- [Passage provided]
▽

To deploy, you can use the npx wrangler deploy command, which compiles the Rust code to WebAssembly, generates the necessary JavaScript code, and deploys it to the Cloudflare network.

Before moving on, let's measure the latency of this worker. We will use Ohayou, an HTTP load generator written in Rust. We measure latency using a single concurrent client (-c 1) and one hundred requests (-n 100).

oha -c 1 -n 100 <worker-url>
...
  Slowest:      0.2806 secs
  Fastest:      0.0127 secs
  Average:      0.0214 secs
...

It takes an average of 21ms to respond to a request. This is a good baseline to compare when we add Postgres to the mix.

Focusing on latency​

We will focus on measuring the lower bound for latency of the roundtrip for a request to the worker who queries a Postgres database before responding. Here is our setup:

• Use a Neon Postgres database with the following table and no rows to focus on network latency (and not database processing time).

  CREATE TABLE todos (
    id SERIAL PRIMARY KEY,
    title TEXT NOT NULL,
    completed BOOLEAN NOT NULL
  );
  

• Implement a Cloudflare Worker that responds to GET by fetching all completed todos from the table and returning them as a JSON response (of course, since there is no data, the response will be an empty array, but the use of a predicate will allow us to explore some practical considerations where the queries will have a few parameters).

• Place the worker, database, and client in the same region. While, we can't control the worker placement, Cloudflare will place the worker close to either the client or the database (which we've put in the same region).

All right, let's get started!

Connecting to Postgres​

Let's implement a simple worker that fetches all completed todos from the Neon Postgres database. We will use the tokio-postgres crate to connect to the database.

#[event(fetch)]
async fn main(_req: Request, env: Env, _ctx: Context) -> Result<Response> {
    let config = tokio_postgres::config::Config::from_str(&env.secret("DATABASE_URL")?.to_string())
        .map_err(|e| worker::Error::RustError(format!("Failed to parse configuration: {:?}", e)))?;

    let host = match &config.get_hosts()[0] {
        Host::Tcp(host) => host,
        _ => {
            return Err(worker::Error::RustError("Could not parse host".to_string()));
        }
    };
    let port = config.get_ports()[0];

    let socket = Socket::builder()

△

- [Task prompt] Decide whether each statement below agrees with the passage on measuring Postgres latency from a Rust worker, answering yes or no and quoting the words of the passage that settle it. (a) The latency measurement used a single concurrent client. (b) The todos table was filled with sample rows for the test. (c) The worker connects to the database through the tokio-postgres crate.

- [Supplied material]
▽

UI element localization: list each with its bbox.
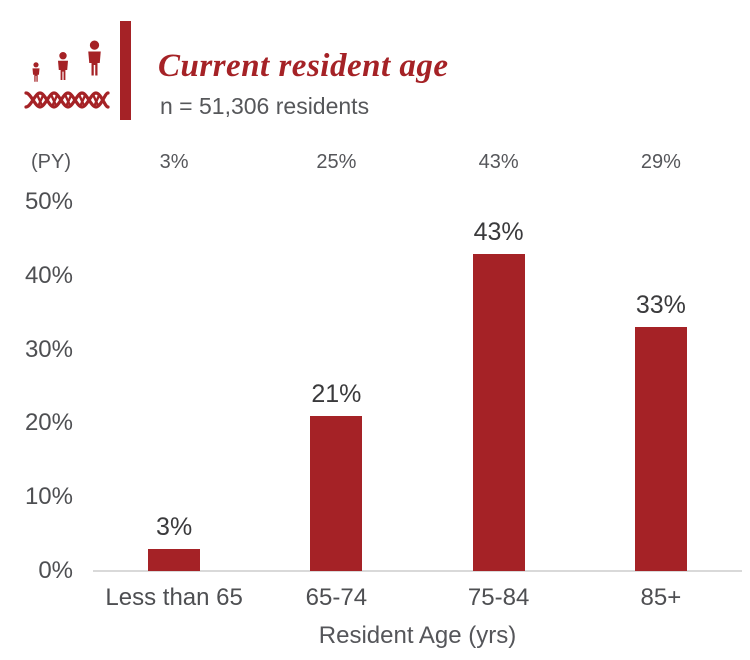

△

- [Answer to the exercise]
(a) Yes: "We measure latency using a single concurrent client (-c 1)"
(b) No: "with the following table and no rows to focus on network latency"
(c) Yes: "We will use the tokio-postgres crate to connect to the database."